Your task. Extract the listing in its entirety, keeping each line identical to the original.
= = =
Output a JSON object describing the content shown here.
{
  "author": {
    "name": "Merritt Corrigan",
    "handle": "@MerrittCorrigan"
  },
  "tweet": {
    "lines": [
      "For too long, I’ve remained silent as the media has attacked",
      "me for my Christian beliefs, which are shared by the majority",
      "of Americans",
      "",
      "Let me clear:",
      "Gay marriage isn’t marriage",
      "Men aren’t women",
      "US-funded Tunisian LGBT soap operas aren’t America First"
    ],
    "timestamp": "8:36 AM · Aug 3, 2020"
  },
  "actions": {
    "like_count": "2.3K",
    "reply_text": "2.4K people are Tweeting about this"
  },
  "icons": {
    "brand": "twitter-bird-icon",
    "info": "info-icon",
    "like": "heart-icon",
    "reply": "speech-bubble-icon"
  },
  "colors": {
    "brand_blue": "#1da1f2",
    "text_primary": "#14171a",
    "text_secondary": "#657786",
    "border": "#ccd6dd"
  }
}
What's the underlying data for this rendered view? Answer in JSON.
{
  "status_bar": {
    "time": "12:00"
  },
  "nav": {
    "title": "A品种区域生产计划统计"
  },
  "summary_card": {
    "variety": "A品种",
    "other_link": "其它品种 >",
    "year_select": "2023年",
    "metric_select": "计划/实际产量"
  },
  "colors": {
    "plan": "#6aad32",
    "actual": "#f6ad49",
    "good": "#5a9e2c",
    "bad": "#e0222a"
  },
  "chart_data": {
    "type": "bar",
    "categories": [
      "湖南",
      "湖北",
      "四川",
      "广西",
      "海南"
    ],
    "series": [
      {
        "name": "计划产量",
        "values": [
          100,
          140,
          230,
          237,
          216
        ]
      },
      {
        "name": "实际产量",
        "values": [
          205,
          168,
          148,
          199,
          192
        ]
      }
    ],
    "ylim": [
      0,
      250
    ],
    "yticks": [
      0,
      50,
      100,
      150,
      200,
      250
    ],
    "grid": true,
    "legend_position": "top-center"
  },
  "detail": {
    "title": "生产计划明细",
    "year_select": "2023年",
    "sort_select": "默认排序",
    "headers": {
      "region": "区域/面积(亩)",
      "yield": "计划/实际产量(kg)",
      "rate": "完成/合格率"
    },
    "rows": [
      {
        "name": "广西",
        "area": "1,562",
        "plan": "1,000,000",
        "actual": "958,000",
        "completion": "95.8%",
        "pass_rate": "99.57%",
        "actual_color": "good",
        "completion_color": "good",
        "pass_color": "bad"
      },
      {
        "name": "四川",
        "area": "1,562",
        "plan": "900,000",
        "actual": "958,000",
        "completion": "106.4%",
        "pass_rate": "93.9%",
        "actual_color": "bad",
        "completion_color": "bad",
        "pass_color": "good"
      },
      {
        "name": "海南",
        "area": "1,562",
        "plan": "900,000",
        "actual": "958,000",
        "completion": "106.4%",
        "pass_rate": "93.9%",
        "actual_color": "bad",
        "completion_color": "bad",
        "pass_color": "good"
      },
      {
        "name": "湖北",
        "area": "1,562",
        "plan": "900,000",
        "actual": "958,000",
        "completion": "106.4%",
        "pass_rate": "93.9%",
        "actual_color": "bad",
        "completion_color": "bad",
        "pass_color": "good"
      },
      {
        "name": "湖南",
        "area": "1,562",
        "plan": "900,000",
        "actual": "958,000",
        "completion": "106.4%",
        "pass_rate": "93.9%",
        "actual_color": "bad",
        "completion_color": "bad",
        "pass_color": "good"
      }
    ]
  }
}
= = =
Written reply.
Output a JSON object describing the content shown here.
{
  "author": {
    "name": "Merritt Corrigan",
    "handle": "@MerrittCorrigan"
  },
  "tweet": {
    "lines": [
      "For too long, I’ve remained silent as the media has attacked",
      "me for my Christian beliefs, which are shared by the majority",
      "of Americans",
      "",
      "Let me clear:",
      "Gay marriage isn’t marriage",
      "Men aren’t women",
      "US-funded Tunisian LGBT soap operas aren’t America First"
    ],
    "timestamp": "8:36 AM · Aug 3, 2020"
  },
  "actions": {
    "like_count": "2.3K",
    "reply_text": "2.4K people are Tweeting about this"
  },
  "icons": {
    "brand": "twitter-bird-icon",
    "info": "info-icon",
    "like": "heart-icon",
    "reply": "speech-bubble-icon"
  },
  "colors": {
    "brand_blue": "#1da1f2",
    "text_primary": "#14171a",
    "text_secondary": "#657786",
    "border": "#ccd6dd"
  }
}
What's the underlying data for this rendered view? Answer in JSON.
{
  "status_bar": {
    "time": "12:00"
  },
  "nav": {
    "title": "A品种区域生产计划统计"
  },
  "summary_card": {
    "variety": "A品种",
    "other_link": "其它品种 >",
    "year_select": "2023年",
    "metric_select": "计划/实际产量"
  },
  "colors": {
    "plan": "#6aad32",
    "actual": "#f6ad49",
    "good": "#5a9e2c",
    "bad": "#e0222a"
  },
  "chart_data": {
    "type": "bar",
    "categories": [
      "湖南",
      "湖北",
      "四川",
      "广西",
      "海南"
    ],
    "series": [
      {
        "name": "计划产量",
        "values": [
          100,
          140,
          230,
          237,
          216
        ]
      },
      {
        "name": "实际产量",
        "values": [
          205,
          168,
          148,
          199,
          192
        ]
      }
    ],
    "ylim": [
      0,
      250
    ],
    "yticks": [
      0,
      50,
      100,
      150,
      200,
      250
    ],
    "grid": true,
    "legend_position": "top-center"
  },
  "detail": {
    "title": "生产计划明细",
    "year_select": "2023年",
    "sort_select": "默认排序",
    "headers": {
      "region": "区域/面积(亩)",
      "yield": "计划/实际产量(kg)",
      "rate": "完成/合格率"
    },
    "rows": [
      {
        "name": "广西",
        "area": "1,562",
        "plan": "1,000,000",
        "actual": "958,000",
        "completion": "95.8%",
        "pass_rate": "99.57%",
        "actual_color": "good",
        "completion_color": "good",
        "pass_color": "bad"
      },
      {
        "name": "四川",
        "area": "1,562",
        "plan": "900,000",
        "actual": "958,000",
        "completion": "106.4%",
        "pass_rate": "93.9%",
        "actual_color": "bad",
        "completion_color": "bad",
        "pass_color": "good"
      },
      {
        "name": "海南",
        "area": "1,562",
        "plan": "900,000",
        "actual": "958,000",
        "completion": "106.4%",
        "pass_rate": "93.9%",
        "actual_color": "bad",
        "completion_color": "bad",
        "pass_color": "good"
      },
      {
        "name": "湖北",
        "area": "1,562",
        "plan": "900,000",
        "actual": "958,000",
        "completion": "106.4%",
        "pass_rate": "93.9%",
        "actual_color": "bad",
        "completion_color": "bad",
        "pass_color": "good"
      },
      {
        "name": "湖南",
        "area": "1,562",
        "plan": "900,000",
        "actual": "958,000",
        "completion": "106.4%",
        "pass_rate": "93.9%",
        "actual_color": "bad",
        "completion_color": "bad",
        "pass_color": "good"
      }
    ]
  }
}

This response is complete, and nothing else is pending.